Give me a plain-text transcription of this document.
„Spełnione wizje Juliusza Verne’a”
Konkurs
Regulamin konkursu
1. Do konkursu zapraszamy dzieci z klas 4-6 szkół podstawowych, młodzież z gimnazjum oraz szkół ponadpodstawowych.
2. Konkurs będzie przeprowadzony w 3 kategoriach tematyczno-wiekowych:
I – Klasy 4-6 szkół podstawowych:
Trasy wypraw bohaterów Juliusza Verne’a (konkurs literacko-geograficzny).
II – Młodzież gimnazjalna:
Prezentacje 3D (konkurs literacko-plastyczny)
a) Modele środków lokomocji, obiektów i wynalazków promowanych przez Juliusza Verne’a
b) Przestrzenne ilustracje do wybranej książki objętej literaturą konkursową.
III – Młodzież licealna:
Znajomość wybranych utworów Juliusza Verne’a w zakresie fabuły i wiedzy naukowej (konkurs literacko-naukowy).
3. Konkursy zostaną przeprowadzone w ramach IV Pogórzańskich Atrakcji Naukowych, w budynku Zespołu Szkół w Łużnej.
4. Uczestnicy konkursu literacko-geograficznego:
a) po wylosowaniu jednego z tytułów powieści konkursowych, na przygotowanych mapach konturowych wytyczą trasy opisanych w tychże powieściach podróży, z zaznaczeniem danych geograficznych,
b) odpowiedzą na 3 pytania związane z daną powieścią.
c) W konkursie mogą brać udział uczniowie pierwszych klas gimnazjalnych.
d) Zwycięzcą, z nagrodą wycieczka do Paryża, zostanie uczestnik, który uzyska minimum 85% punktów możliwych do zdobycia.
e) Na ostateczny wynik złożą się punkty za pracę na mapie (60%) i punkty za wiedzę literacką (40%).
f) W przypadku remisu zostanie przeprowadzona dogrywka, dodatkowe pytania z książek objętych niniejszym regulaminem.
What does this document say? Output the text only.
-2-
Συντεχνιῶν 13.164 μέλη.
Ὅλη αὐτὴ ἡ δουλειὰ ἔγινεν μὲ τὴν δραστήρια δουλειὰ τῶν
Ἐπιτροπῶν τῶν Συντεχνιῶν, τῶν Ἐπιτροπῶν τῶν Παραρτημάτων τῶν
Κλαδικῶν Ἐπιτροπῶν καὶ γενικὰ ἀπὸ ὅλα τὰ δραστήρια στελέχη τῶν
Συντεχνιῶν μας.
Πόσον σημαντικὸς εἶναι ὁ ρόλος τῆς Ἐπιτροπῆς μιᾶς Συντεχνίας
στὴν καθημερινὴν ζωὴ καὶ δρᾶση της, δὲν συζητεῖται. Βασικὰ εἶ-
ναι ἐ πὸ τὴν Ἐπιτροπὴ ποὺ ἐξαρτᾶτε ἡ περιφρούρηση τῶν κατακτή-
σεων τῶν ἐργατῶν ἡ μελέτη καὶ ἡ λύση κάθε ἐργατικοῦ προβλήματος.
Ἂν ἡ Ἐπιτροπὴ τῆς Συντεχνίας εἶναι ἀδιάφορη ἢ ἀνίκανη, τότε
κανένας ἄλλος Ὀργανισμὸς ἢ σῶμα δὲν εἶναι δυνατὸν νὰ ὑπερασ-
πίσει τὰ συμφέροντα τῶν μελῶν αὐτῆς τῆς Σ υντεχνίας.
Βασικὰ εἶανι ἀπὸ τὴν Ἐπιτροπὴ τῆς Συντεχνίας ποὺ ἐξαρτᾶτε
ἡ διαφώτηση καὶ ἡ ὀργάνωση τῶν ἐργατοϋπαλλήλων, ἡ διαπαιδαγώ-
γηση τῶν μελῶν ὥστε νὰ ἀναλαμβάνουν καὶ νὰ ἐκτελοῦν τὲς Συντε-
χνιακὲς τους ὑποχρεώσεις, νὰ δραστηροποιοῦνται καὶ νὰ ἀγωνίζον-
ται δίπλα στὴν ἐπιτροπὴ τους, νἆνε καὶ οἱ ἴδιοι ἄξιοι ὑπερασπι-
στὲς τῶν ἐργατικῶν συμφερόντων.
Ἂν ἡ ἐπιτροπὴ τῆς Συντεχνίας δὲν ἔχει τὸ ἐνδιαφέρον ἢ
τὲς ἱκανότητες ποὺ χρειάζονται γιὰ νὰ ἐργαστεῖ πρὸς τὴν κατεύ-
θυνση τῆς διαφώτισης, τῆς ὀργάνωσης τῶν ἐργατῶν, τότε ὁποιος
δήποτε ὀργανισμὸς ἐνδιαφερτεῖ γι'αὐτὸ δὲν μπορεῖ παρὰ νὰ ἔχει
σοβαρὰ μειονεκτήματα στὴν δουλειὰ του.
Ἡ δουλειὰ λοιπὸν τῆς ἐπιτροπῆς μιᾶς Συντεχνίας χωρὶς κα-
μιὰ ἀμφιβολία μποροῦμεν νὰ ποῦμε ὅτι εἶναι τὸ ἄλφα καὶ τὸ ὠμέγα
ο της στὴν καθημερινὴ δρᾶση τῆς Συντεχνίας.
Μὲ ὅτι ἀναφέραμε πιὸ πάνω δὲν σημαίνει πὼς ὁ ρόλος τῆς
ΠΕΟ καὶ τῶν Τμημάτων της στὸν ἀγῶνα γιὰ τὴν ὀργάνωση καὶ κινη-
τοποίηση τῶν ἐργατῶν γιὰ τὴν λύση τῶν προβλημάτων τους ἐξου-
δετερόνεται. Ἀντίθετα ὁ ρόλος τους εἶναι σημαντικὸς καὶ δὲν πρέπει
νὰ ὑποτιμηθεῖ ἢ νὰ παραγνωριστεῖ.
.....
• OBJECTIVE
Output the lines above verbatim and in full.

• TASK RESPONSE
Give me a plain-text transcription of this document.
„Spełnione wizje Juliusza Verne’a”
Konkurs
Regulamin konkursu
1. Do konkursu zapraszamy dzieci z klas 4-6 szkół podstawowych, młodzież z gimnazjum oraz szkół ponadpodstawowych.
2. Konkurs będzie przeprowadzony w 3 kategoriach tematyczno-wiekowych:
I – Klasy 4-6 szkół podstawowych:
Trasy wypraw bohaterów Juliusza Verne’a (konkurs literacko-geograficzny).
II – Młodzież gimnazjalna:
Prezentacje 3D (konkurs literacko-plastyczny)
a) Modele środków lokomocji, obiektów i wynalazków promowanych przez Juliusza Verne’a
b) Przestrzenne ilustracje do wybranej książki objętej literaturą konkursową.
III – Młodzież licealna:
Znajomość wybranych utworów Juliusza Verne’a w zakresie fabuły i wiedzy naukowej (konkurs literacko-naukowy).
3. Konkursy zostaną przeprowadzone w ramach IV Pogórzańskich Atrakcji Naukowych, w budynku Zespołu Szkół w Łużnej.
4. Uczestnicy konkursu literacko-geograficznego:
a) po wylosowaniu jednego z tytułów powieści konkursowych, na przygotowanych mapach konturowych wytyczą trasy opisanych w tychże powieściach podróży, z zaznaczeniem danych geograficznych,
b) odpowiedzą na 3 pytania związane z daną powieścią.
c) W konkursie mogą brać udział uczniowie pierwszych klas gimnazjalnych.
d) Zwycięzcą, z nagrodą wycieczka do Paryża, zostanie uczestnik, który uzyska minimum 85% punktów możliwych do zdobycia.
e) Na ostateczny wynik złożą się punkty za pracę na mapie (60%) i punkty za wiedzę literacką (40%).
f) W przypadku remisu zostanie przeprowadzona dogrywka, dodatkowe pytania z książek objętych niniejszym regulaminem.
What does this document say? Output the text only.
-2-
Συντεχνιῶν 13.164 μέλη.
Ὅλη αὐτὴ ἡ δουλειὰ ἔγινεν μὲ τὴν δραστήρια δουλειὰ τῶν
Ἐπιτροπῶν τῶν Συντεχνιῶν, τῶν Ἐπιτροπῶν τῶν Παραρτημάτων τῶν
Κλαδικῶν Ἐπιτροπῶν καὶ γενικὰ ἀπὸ ὅλα τὰ δραστήρια στελέχη τῶν
Συντεχνιῶν μας.
Πόσον σημαντικὸς εἶναι ὁ ρόλος τῆς Ἐπιτροπῆς μιᾶς Συντεχνίας
στὴν καθημερινὴν ζωὴ καὶ δρᾶση της, δὲν συζητεῖται. Βασικὰ εἶ-
ναι ἐ πὸ τὴν Ἐπιτροπὴ ποὺ ἐξαρτᾶτε ἡ περιφρούρηση τῶν κατακτή-
σεων τῶν ἐργατῶν ἡ μελέτη καὶ ἡ λύση κάθε ἐργατικοῦ προβλήματος.
Ἂν ἡ Ἐπιτροπὴ τῆς Συντεχνίας εἶναι ἀδιάφορη ἢ ἀνίκανη, τότε
κανένας ἄλλος Ὀργανισμὸς ἢ σῶμα δὲν εἶναι δυνατὸν νὰ ὑπερασ-
πίσει τὰ συμφέροντα τῶν μελῶν αὐτῆς τῆς Σ υντεχνίας.
Βασικὰ εἶανι ἀπὸ τὴν Ἐπιτροπὴ τῆς Συντεχνίας ποὺ ἐξαρτᾶτε
ἡ διαφώτηση καὶ ἡ ὀργάνωση τῶν ἐργατοϋπαλλήλων, ἡ διαπαιδαγώ-
γηση τῶν μελῶν ὥστε νὰ ἀναλαμβάνουν καὶ νὰ ἐκτελοῦν τὲς Συντε-
χνιακὲς τους ὑποχρεώσεις, νὰ δραστηροποιοῦνται καὶ νὰ ἀγωνίζον-
ται δίπλα στὴν ἐπιτροπὴ τους, νἆνε καὶ οἱ ἴδιοι ἄξιοι ὑπερασπι-
στὲς τῶν ἐργατικῶν συμφερόντων.
Ἂν ἡ ἐπιτροπὴ τῆς Συντεχνίας δὲν ἔχει τὸ ἐνδιαφέρον ἢ
τὲς ἱκανότητες ποὺ χρειάζονται γιὰ νὰ ἐργαστεῖ πρὸς τὴν κατεύ-
θυνση τῆς διαφώτισης, τῆς ὀργάνωσης τῶν ἐργατῶν, τότε ὁποιος
δήποτε ὀργανισμὸς ἐνδιαφερτεῖ γι'αὐτὸ δὲν μπορεῖ παρὰ νὰ ἔχει
σοβαρὰ μειονεκτήματα στὴν δουλειὰ του.
Ἡ δουλειὰ λοιπὸν τῆς ἐπιτροπῆς μιᾶς Συντεχνίας χωρὶς κα-
μιὰ ἀμφιβολία μποροῦμεν νὰ ποῦμε ὅτι εἶναι τὸ ἄλφα καὶ τὸ ὠμέγα
ο της στὴν καθημερινὴ δρᾶση τῆς Συντεχνίας.
Μὲ ὅτι ἀναφέραμε πιὸ πάνω δὲν σημαίνει πὼς ὁ ρόλος τῆς
ΠΕΟ καὶ τῶν Τμημάτων της στὸν ἀγῶνα γιὰ τὴν ὀργάνωση καὶ κινη-
τοποίηση τῶν ἐργατῶν γιὰ τὴν λύση τῶν προβλημάτων τους ἐξου-
δετερόνεται. Ἀντίθετα ὁ ρόλος τους εἶναι σημαντικὸς καὶ δὲν πρέπει
νὰ ὑποτιμηθεῖ ἢ νὰ παραγνωριστεῖ.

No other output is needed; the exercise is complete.